Return a copy of every line in the records that includes the word "chiffon".

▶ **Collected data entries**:
[Start]

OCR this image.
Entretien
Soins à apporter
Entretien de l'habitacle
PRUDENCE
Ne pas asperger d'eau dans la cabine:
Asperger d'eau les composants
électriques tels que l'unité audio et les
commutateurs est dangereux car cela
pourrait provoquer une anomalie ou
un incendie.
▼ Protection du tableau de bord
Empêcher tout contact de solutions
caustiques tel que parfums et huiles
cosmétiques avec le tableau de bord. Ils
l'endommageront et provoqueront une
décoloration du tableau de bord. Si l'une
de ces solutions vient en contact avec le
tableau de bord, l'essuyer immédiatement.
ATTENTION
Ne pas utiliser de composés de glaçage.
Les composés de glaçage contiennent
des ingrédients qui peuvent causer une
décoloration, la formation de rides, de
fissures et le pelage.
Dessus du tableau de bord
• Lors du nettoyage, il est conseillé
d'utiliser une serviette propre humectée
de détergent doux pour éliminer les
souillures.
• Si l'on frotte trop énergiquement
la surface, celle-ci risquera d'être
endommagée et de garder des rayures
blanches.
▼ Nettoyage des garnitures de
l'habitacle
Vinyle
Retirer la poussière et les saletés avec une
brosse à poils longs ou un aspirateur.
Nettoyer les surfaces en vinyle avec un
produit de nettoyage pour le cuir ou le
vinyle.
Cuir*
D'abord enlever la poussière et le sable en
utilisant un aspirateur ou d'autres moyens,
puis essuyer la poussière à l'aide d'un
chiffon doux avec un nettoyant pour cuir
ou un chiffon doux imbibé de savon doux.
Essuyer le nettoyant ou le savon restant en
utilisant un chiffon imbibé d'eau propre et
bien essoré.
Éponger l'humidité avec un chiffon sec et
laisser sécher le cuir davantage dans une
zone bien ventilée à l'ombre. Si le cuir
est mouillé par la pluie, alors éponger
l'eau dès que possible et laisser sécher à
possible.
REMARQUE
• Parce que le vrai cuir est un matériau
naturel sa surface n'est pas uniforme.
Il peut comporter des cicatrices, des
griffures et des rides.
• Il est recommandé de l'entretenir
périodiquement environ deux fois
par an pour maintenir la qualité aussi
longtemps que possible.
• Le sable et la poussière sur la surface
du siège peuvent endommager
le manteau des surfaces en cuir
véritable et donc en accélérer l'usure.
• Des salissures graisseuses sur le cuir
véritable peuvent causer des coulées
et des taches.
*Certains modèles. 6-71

[End]

▶ **Solution to this task**:
chiffon doux avec un nettoyant pour cuir
ou un chiffon doux imbibé de savon doux.
utilisant un chiffon imbibé d'eau propre et
Éponger l'humidité avec un chiffon sec et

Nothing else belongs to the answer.